◆ Supplied material
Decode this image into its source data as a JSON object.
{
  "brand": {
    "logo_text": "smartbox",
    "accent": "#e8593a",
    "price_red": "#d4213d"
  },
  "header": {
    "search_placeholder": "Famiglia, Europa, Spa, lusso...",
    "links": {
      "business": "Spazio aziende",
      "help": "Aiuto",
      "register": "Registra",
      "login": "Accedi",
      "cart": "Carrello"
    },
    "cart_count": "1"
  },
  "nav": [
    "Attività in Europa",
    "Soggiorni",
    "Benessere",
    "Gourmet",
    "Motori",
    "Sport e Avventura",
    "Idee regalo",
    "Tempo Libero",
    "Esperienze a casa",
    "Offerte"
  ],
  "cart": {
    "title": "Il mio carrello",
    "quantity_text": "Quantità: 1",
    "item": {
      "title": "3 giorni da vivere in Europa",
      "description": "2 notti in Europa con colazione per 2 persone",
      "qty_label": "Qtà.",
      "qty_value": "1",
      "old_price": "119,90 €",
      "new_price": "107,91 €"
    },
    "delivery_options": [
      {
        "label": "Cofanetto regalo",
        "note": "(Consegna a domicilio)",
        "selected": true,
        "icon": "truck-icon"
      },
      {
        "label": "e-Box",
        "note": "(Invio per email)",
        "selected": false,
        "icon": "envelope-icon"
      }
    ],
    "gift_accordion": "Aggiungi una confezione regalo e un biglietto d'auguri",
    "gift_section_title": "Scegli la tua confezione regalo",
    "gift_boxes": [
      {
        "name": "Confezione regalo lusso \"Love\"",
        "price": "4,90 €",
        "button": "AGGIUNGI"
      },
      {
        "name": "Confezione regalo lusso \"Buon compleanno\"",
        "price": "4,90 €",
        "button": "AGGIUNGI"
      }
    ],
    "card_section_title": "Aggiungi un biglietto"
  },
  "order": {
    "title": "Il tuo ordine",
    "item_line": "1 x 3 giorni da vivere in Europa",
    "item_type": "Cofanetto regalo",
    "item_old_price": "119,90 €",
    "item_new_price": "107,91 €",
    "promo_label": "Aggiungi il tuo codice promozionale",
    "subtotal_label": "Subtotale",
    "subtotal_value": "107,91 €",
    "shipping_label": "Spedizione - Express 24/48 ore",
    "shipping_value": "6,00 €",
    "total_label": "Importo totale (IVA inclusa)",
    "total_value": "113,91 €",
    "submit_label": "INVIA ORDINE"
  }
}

◆ Work to be completed
Set down the listing in full, keeping every word exactly as it is.

◆ Full output
Decode this image into its source data as a JSON object.
{
  "brand": {
    "logo_text": "smartbox",
    "accent": "#e8593a",
    "price_red": "#d4213d"
  },
  "header": {
    "search_placeholder": "Famiglia, Europa, Spa, lusso...",
    "links": {
      "business": "Spazio aziende",
      "help": "Aiuto",
      "register": "Registra",
      "login": "Accedi",
      "cart": "Carrello"
    },
    "cart_count": "1"
  },
  "nav": [
    "Attività in Europa",
    "Soggiorni",
    "Benessere",
    "Gourmet",
    "Motori",
    "Sport e Avventura",
    "Idee regalo",
    "Tempo Libero",
    "Esperienze a casa",
    "Offerte"
  ],
  "cart": {
    "title": "Il mio carrello",
    "quantity_text": "Quantità: 1",
    "item": {
      "title": "3 giorni da vivere in Europa",
      "description": "2 notti in Europa con colazione per 2 persone",
      "qty_label": "Qtà.",
      "qty_value": "1",
      "old_price": "119,90 €",
      "new_price": "107,91 €"
    },
    "delivery_options": [
      {
        "label": "Cofanetto regalo",
        "note": "(Consegna a domicilio)",
        "selected": true,
        "icon": "truck-icon"
      },
      {
        "label": "e-Box",
        "note": "(Invio per email)",
        "selected": false,
        "icon": "envelope-icon"
      }
    ],
    "gift_accordion": "Aggiungi una confezione regalo e un biglietto d'auguri",
    "gift_section_title": "Scegli la tua confezione regalo",
    "gift_boxes": [
      {
        "name": "Confezione regalo lusso \"Love\"",
        "price": "4,90 €",
        "button": "AGGIUNGI"
      },
      {
        "name": "Confezione regalo lusso \"Buon compleanno\"",
        "price": "4,90 €",
        "button": "AGGIUNGI"
      }
    ],
    "card_section_title": "Aggiungi un biglietto"
  },
  "order": {
    "title": "Il tuo ordine",
    "item_line": "1 x 3 giorni da vivere in Europa",
    "item_type": "Cofanetto regalo",
    "item_old_price": "119,90 €",
    "item_new_price": "107,91 €",
    "promo_label": "Aggiungi il tuo codice promozionale",
    "subtotal_label": "Subtotale",
    "subtotal_value": "107,91 €",
    "shipping_label": "Spedizione - Express 24/48 ore",
    "shipping_value": "6,00 €",
    "total_label": "Importo totale (IVA inclusa)",
    "total_value": "113,91 €",
    "submit_label": "INVIA ORDINE"
  }
}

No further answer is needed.